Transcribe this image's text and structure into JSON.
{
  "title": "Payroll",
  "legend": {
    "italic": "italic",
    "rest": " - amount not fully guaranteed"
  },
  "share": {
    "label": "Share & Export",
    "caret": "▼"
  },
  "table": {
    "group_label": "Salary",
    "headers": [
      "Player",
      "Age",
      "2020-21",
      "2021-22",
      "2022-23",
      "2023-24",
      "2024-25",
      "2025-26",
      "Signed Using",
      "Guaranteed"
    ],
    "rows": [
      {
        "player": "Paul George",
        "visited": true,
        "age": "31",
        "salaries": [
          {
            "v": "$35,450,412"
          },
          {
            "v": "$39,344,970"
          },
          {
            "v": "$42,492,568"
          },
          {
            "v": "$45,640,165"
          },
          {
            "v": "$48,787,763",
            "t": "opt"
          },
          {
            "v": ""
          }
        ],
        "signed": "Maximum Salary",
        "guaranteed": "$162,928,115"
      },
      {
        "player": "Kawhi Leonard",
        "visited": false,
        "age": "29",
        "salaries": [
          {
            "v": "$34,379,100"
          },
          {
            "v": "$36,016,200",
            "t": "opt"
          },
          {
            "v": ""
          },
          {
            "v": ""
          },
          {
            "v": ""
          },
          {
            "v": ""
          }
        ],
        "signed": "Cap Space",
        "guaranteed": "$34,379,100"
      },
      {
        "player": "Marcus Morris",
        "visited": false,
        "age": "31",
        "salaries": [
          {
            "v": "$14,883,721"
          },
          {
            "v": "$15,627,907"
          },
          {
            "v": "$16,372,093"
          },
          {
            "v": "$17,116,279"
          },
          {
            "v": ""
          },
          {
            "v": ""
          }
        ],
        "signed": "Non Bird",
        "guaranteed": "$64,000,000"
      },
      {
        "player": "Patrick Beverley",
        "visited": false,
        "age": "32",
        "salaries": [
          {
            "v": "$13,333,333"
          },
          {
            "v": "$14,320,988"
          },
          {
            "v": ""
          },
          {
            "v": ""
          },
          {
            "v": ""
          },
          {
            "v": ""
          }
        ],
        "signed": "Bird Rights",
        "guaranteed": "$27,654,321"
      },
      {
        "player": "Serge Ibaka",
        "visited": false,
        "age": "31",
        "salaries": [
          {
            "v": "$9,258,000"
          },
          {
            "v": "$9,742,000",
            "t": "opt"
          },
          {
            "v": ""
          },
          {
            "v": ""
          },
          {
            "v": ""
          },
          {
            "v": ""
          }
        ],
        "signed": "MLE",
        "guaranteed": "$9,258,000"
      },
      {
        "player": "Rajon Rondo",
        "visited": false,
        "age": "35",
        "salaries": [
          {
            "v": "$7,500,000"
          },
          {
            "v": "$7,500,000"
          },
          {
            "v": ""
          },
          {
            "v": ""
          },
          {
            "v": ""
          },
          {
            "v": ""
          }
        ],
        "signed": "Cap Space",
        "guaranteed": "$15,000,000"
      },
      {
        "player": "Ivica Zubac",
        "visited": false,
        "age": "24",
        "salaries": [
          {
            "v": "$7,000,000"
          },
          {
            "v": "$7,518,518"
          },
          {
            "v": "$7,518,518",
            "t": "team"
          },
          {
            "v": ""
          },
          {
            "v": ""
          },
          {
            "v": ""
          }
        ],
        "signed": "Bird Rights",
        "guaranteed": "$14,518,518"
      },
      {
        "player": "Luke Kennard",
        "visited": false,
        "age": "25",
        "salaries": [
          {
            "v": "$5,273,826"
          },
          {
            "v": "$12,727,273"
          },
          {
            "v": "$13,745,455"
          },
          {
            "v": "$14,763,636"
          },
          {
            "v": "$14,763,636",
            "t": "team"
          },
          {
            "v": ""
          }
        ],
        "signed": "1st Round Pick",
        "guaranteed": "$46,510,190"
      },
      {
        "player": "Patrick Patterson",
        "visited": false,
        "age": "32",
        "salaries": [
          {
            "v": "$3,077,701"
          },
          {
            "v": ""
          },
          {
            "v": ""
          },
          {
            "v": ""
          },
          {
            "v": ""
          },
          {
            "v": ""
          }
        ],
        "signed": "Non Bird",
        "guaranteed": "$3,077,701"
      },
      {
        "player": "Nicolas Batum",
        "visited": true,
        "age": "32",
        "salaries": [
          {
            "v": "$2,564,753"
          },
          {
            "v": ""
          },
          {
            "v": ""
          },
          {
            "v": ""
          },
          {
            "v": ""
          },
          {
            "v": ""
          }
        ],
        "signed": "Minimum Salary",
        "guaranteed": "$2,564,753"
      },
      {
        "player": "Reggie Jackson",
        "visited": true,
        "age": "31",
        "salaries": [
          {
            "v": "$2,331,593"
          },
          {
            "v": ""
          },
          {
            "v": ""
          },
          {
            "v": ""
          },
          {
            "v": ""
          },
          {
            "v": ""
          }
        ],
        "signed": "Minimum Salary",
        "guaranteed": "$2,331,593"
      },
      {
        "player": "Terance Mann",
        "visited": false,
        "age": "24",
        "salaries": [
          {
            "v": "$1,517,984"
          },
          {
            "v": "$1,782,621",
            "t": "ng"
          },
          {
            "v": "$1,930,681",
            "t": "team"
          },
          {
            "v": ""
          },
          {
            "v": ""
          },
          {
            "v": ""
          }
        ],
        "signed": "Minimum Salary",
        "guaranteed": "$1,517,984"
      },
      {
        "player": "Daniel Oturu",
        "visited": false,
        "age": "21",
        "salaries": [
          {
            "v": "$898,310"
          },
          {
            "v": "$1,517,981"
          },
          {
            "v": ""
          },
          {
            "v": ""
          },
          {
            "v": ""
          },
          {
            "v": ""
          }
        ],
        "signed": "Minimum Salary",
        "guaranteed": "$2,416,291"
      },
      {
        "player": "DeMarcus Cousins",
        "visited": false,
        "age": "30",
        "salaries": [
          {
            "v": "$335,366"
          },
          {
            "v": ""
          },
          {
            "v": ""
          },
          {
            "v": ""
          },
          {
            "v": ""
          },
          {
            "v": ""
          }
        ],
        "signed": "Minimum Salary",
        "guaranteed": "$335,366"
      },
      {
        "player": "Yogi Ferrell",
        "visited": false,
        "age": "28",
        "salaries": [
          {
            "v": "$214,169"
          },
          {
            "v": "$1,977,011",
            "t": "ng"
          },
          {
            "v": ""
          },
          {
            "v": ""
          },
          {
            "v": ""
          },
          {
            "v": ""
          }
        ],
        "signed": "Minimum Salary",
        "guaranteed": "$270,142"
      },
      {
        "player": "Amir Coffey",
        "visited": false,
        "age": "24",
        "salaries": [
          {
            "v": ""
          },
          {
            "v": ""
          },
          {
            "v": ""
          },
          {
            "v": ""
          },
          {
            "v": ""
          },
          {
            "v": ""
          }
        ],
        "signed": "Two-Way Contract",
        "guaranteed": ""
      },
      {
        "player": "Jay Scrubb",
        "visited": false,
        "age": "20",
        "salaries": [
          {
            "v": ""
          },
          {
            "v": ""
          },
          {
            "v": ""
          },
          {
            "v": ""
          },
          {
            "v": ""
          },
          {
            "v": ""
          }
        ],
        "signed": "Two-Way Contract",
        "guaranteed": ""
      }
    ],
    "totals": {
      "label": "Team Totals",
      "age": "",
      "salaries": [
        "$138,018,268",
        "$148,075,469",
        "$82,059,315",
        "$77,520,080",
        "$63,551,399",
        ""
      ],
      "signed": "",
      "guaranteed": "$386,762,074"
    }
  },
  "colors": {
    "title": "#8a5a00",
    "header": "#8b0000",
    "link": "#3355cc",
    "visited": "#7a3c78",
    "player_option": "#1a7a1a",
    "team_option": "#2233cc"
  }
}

* _Instructions for the task_
Reproduce the entries above in full by retyping them exactly.

* _Complete response_
Transcribe this image's text and structure into JSON.
{
  "title": "Payroll",
  "legend": {
    "italic": "italic",
    "rest": " - amount not fully guaranteed"
  },
  "share": {
    "label": "Share & Export",
    "caret": "▼"
  },
  "table": {
    "group_label": "Salary",
    "headers": [
      "Player",
      "Age",
      "2020-21",
      "2021-22",
      "2022-23",
      "2023-24",
      "2024-25",
      "2025-26",
      "Signed Using",
      "Guaranteed"
    ],
    "rows": [
      {
        "player": "Paul George",
        "visited": true,
        "age": "31",
        "salaries": [
          {
            "v": "$35,450,412"
          },
          {
            "v": "$39,344,970"
          },
          {
            "v": "$42,492,568"
          },
          {
            "v": "$45,640,165"
          },
          {
            "v": "$48,787,763",
            "t": "opt"
          },
          {
            "v": ""
          }
        ],
        "signed": "Maximum Salary",
        "guaranteed": "$162,928,115"
      },
      {
        "player": "Kawhi Leonard",
        "visited": false,
        "age": "29",
        "salaries": [
          {
            "v": "$34,379,100"
          },
          {
            "v": "$36,016,200",
            "t": "opt"
          },
          {
            "v": ""
          },
          {
            "v": ""
          },
          {
            "v": ""
          },
          {
            "v": ""
          }
        ],
        "signed": "Cap Space",
        "guaranteed": "$34,379,100"
      },
      {
        "player": "Marcus Morris",
        "visited": false,
        "age": "31",
        "salaries": [
          {
            "v": "$14,883,721"
          },
          {
            "v": "$15,627,907"
          },
          {
            "v": "$16,372,093"
          },
          {
            "v": "$17,116,279"
          },
          {
            "v": ""
          },
          {
            "v": ""
          }
        ],
        "signed": "Non Bird",
        "guaranteed": "$64,000,000"
      },
      {
        "player": "Patrick Beverley",
        "visited": false,
        "age": "32",
        "salaries": [
          {
            "v": "$13,333,333"
          },
          {
            "v": "$14,320,988"
          },
          {
            "v": ""
          },
          {
            "v": ""
          },
          {
            "v": ""
          },
          {
            "v": ""
          }
        ],
        "signed": "Bird Rights",
        "guaranteed": "$27,654,321"
      },
      {
        "player": "Serge Ibaka",
        "visited": false,
        "age": "31",
        "salaries": [
          {
            "v": "$9,258,000"
          },
          {
            "v": "$9,742,000",
            "t": "opt"
          },
          {
            "v": ""
          },
          {
            "v": ""
          },
          {
            "v": ""
          },
          {
            "v": ""
          }
        ],
        "signed": "MLE",
        "guaranteed": "$9,258,000"
      },
      {
        "player": "Rajon Rondo",
        "visited": false,
        "age": "35",
        "salaries": [
          {
            "v": "$7,500,000"
          },
          {
            "v": "$7,500,000"
          },
          {
            "v": ""
          },
          {
            "v": ""
          },
          {
            "v": ""
          },
          {
            "v": ""
          }
        ],
        "signed": "Cap Space",
        "guaranteed": "$15,000,000"
      },
      {
        "player": "Ivica Zubac",
        "visited": false,
        "age": "24",
        "salaries": [
          {
            "v": "$7,000,000"
          },
          {
            "v": "$7,518,518"
          },
          {
            "v": "$7,518,518",
            "t": "team"
          },
          {
            "v": ""
          },
          {
            "v": ""
          },
          {
            "v": ""
          }
        ],
        "signed": "Bird Rights",
        "guaranteed": "$14,518,518"
      },
      {
        "player": "Luke Kennard",
        "visited": false,
        "age": "25",
        "salaries": [
          {
            "v": "$5,273,826"
          },
          {
            "v": "$12,727,273"
          },
          {
            "v": "$13,745,455"
          },
          {
            "v": "$14,763,636"
          },
          {
            "v": "$14,763,636",
            "t": "team"
          },
          {
            "v": ""
          }
        ],
        "signed": "1st Round Pick",
        "guaranteed": "$46,510,190"
      },
      {
        "player": "Patrick Patterson",
        "visited": false,
        "age": "32",
        "salaries": [
          {
            "v": "$3,077,701"
          },
          {
            "v": ""
          },
          {
            "v": ""
          },
          {
            "v": ""
          },
          {
            "v": ""
          },
          {
            "v": ""
          }
        ],
        "signed": "Non Bird",
        "guaranteed": "$3,077,701"
      },
      {
        "player": "Nicolas Batum",
        "visited": true,
        "age": "32",
        "salaries": [
          {
            "v": "$2,564,753"
          },
          {
            "v": ""
          },
          {
            "v": ""
          },
          {
            "v": ""
          },
          {
            "v": ""
          },
          {
            "v": ""
          }
        ],
        "signed": "Minimum Salary",
        "guaranteed": "$2,564,753"
      },
      {
        "player": "Reggie Jackson",
        "visited": true,
        "age": "31",
        "salaries": [
          {
            "v": "$2,331,593"
          },
          {
            "v": ""
          },
          {
            "v": ""
          },
          {
            "v": ""
          },
          {
            "v": ""
          },
          {
            "v": ""
          }
        ],
        "signed": "Minimum Salary",
        "guaranteed": "$2,331,593"
      },
      {
        "player": "Terance Mann",
        "visited": false,
        "age": "24",
        "salaries": [
          {
            "v": "$1,517,984"
          },
          {
            "v": "$1,782,621",
            "t": "ng"
          },
          {
            "v": "$1,930,681",
            "t": "team"
          },
          {
            "v": ""
          },
          {
            "v": ""
          },
          {
            "v": ""
          }
        ],
        "signed": "Minimum Salary",
        "guaranteed": "$1,517,984"
      },
      {
        "player": "Daniel Oturu",
        "visited": false,
        "age": "21",
        "salaries": [
          {
            "v": "$898,310"
          },
          {
            "v": "$1,517,981"
          },
          {
            "v": ""
          },
          {
            "v": ""
          },
          {
            "v": ""
          },
          {
            "v": ""
          }
        ],
        "signed": "Minimum Salary",
        "guaranteed": "$2,416,291"
      },
      {
        "player": "DeMarcus Cousins",
        "visited": false,
        "age": "30",
        "salaries": [
          {
            "v": "$335,366"
          },
          {
            "v": ""
          },
          {
            "v": ""
          },
          {
            "v": ""
          },
          {
            "v": ""
          },
          {
            "v": ""
          }
        ],
        "signed": "Minimum Salary",
        "guaranteed": "$335,366"
      },
      {
        "player": "Yogi Ferrell",
        "visited": false,
        "age": "28",
        "salaries": [
          {
            "v": "$214,169"
          },
          {
            "v": "$1,977,011",
            "t": "ng"
          },
          {
            "v": ""
          },
          {
            "v": ""
          },
          {
            "v": ""
          },
          {
            "v": ""
          }
        ],
        "signed": "Minimum Salary",
        "guaranteed": "$270,142"
      },
      {
        "player": "Amir Coffey",
        "visited": false,
        "age": "24",
        "salaries": [
          {
            "v": ""
          },
          {
            "v": ""
          },
          {
            "v": ""
          },
          {
            "v": ""
          },
          {
            "v": ""
          },
          {
            "v": ""
          }
        ],
        "signed": "Two-Way Contract",
        "guaranteed": ""
      },
      {
        "player": "Jay Scrubb",
        "visited": false,
        "age": "20",
        "salaries": [
          {
            "v": ""
          },
          {
            "v": ""
          },
          {
            "v": ""
          },
          {
            "v": ""
          },
          {
            "v": ""
          },
          {
            "v": ""
          }
        ],
        "signed": "Two-Way Contract",
        "guaranteed": ""
      }
    ],
    "totals": {
      "label": "Team Totals",
      "age": "",
      "salaries": [
        "$138,018,268",
        "$148,075,469",
        "$82,059,315",
        "$77,520,080",
        "$63,551,399",
        ""
      ],
      "signed": "",
      "guaranteed": "$386,762,074"
    }
  },
  "colors": {
    "title": "#8a5a00",
    "header": "#8b0000",
    "link": "#3355cc",
    "visited": "#7a3c78",
    "player_option": "#1a7a1a",
    "team_option": "#2233cc"
  }
}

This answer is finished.